____ Working data
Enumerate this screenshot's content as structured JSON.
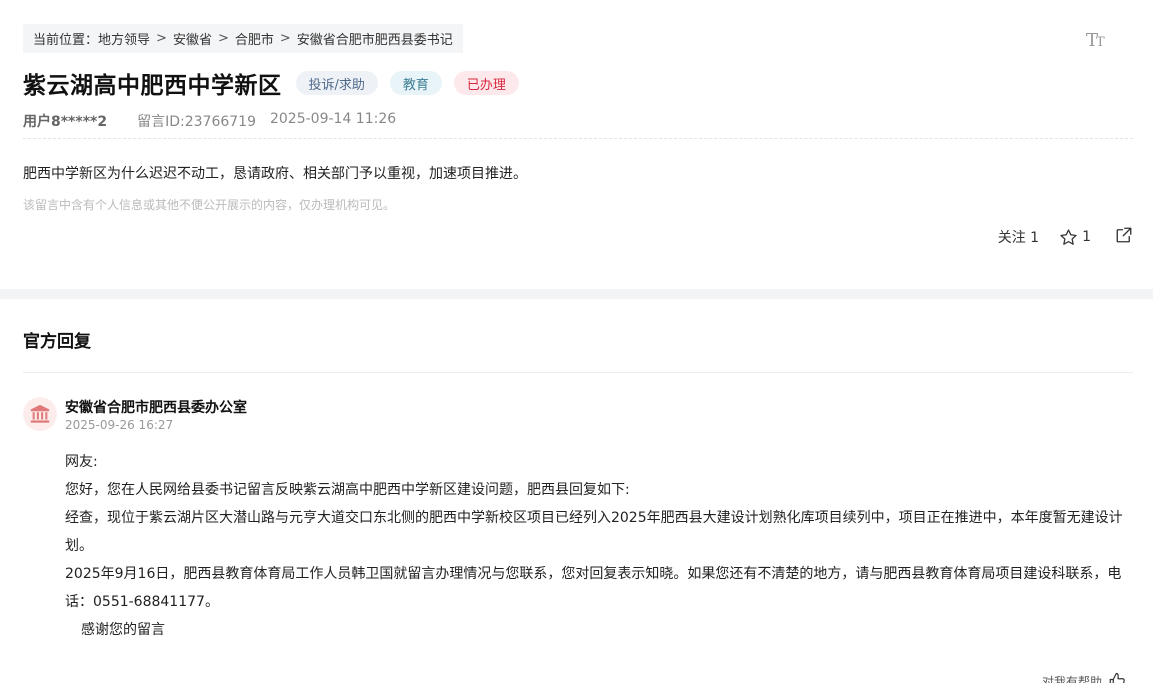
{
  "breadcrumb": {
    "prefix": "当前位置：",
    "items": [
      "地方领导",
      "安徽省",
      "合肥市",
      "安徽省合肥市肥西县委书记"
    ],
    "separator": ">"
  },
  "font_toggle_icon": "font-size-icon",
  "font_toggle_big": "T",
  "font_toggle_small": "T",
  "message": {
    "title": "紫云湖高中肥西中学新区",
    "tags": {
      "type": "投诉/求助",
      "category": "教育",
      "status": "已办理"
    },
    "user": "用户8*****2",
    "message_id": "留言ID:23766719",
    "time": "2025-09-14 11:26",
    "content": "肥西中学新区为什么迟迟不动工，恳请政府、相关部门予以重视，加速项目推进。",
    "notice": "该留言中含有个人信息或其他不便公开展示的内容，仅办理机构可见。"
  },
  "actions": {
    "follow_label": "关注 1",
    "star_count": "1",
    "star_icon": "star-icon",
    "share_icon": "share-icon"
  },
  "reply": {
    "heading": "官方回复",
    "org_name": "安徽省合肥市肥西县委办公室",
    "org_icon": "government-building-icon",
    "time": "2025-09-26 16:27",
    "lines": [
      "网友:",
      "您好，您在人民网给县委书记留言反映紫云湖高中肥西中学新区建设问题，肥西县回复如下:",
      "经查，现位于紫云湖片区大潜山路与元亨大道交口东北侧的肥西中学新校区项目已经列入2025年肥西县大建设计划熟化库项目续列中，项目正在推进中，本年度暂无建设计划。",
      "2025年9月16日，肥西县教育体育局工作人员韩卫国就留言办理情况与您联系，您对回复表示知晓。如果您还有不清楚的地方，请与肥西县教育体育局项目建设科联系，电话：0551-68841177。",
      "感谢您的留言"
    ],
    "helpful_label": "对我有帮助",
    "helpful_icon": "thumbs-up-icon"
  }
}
________
____ Working data
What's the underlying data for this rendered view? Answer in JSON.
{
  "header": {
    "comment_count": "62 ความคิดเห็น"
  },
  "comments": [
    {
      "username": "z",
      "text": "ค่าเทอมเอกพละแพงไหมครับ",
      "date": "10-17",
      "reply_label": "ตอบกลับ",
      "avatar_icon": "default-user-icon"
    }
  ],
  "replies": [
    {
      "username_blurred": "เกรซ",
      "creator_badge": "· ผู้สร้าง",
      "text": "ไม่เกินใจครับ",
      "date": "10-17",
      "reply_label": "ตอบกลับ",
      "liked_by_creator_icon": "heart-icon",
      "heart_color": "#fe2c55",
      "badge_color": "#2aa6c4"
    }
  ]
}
________
____ Working data
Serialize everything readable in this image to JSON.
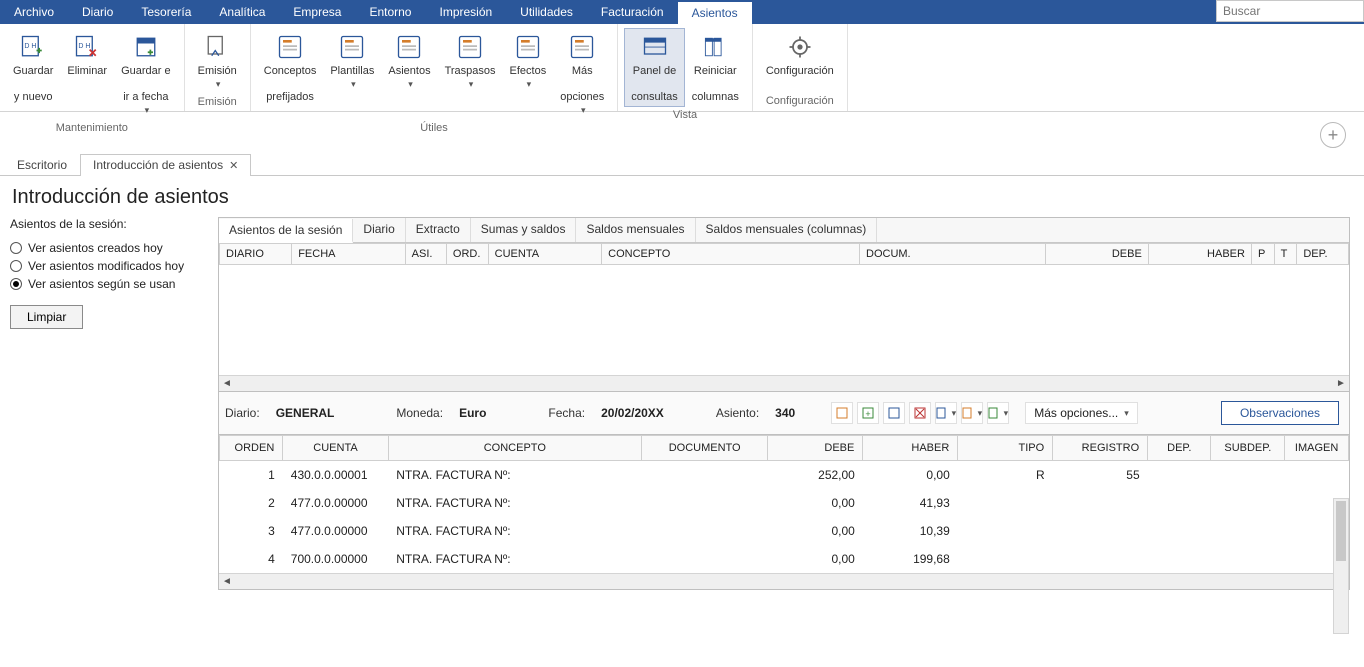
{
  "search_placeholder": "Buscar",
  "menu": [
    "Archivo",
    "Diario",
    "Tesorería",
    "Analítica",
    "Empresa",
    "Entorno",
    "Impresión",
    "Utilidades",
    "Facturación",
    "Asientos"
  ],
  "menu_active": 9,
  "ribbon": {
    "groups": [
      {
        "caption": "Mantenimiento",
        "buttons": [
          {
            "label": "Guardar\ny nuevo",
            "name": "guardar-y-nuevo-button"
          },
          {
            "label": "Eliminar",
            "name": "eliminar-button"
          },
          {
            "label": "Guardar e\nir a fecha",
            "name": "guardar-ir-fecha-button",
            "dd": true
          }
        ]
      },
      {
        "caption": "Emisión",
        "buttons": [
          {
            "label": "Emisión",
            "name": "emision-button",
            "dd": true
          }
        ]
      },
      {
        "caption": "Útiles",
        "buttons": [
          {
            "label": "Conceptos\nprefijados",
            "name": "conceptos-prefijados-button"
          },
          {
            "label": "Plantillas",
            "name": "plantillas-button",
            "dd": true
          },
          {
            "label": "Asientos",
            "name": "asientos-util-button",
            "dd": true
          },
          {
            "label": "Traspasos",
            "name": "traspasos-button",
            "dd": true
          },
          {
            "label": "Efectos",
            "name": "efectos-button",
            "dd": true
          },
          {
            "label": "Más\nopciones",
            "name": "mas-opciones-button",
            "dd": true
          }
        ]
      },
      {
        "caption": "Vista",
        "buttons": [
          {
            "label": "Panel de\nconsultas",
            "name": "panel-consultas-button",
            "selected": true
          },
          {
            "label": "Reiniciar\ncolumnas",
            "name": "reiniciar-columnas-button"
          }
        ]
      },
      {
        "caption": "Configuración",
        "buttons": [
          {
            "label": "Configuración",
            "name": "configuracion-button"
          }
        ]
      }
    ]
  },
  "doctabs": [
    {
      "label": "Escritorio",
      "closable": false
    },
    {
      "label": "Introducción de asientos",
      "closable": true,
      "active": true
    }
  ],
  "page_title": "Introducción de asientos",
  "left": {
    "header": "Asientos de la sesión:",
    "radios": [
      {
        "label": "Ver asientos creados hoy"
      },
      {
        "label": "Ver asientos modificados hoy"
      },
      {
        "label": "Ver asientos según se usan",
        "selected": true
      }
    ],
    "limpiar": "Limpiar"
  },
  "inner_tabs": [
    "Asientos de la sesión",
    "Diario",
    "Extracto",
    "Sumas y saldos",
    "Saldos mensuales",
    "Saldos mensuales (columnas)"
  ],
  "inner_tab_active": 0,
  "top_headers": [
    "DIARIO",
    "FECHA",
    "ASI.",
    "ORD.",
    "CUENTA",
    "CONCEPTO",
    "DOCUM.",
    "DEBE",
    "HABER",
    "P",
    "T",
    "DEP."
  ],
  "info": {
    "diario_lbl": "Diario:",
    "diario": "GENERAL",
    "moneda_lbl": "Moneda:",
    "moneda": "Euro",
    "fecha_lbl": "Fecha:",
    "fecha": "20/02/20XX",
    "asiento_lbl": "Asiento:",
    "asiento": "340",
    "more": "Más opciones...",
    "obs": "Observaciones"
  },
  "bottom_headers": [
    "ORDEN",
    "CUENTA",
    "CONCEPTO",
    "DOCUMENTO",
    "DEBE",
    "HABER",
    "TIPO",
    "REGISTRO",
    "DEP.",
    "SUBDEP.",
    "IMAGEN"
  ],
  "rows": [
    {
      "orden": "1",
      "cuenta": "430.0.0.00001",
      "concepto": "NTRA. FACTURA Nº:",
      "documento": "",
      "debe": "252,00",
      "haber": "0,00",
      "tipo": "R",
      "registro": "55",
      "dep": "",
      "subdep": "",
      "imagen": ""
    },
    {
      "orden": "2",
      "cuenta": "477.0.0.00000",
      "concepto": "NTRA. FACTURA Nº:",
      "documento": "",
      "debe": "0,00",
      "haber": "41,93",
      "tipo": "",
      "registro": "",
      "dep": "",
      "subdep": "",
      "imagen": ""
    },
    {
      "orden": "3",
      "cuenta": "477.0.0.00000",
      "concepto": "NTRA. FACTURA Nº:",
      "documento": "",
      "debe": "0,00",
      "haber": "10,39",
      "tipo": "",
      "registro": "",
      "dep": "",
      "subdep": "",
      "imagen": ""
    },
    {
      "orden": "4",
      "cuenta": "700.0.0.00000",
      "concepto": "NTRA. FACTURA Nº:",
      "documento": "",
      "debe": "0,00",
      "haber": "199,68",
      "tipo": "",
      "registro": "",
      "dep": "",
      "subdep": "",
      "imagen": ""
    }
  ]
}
________
Exercise prompt:
Which lines above contain the word "Introducción"? Copy each of them.

Exercise answer:
      "label": "Introducción de asientos",
  "page_title": "Introducción de asientos",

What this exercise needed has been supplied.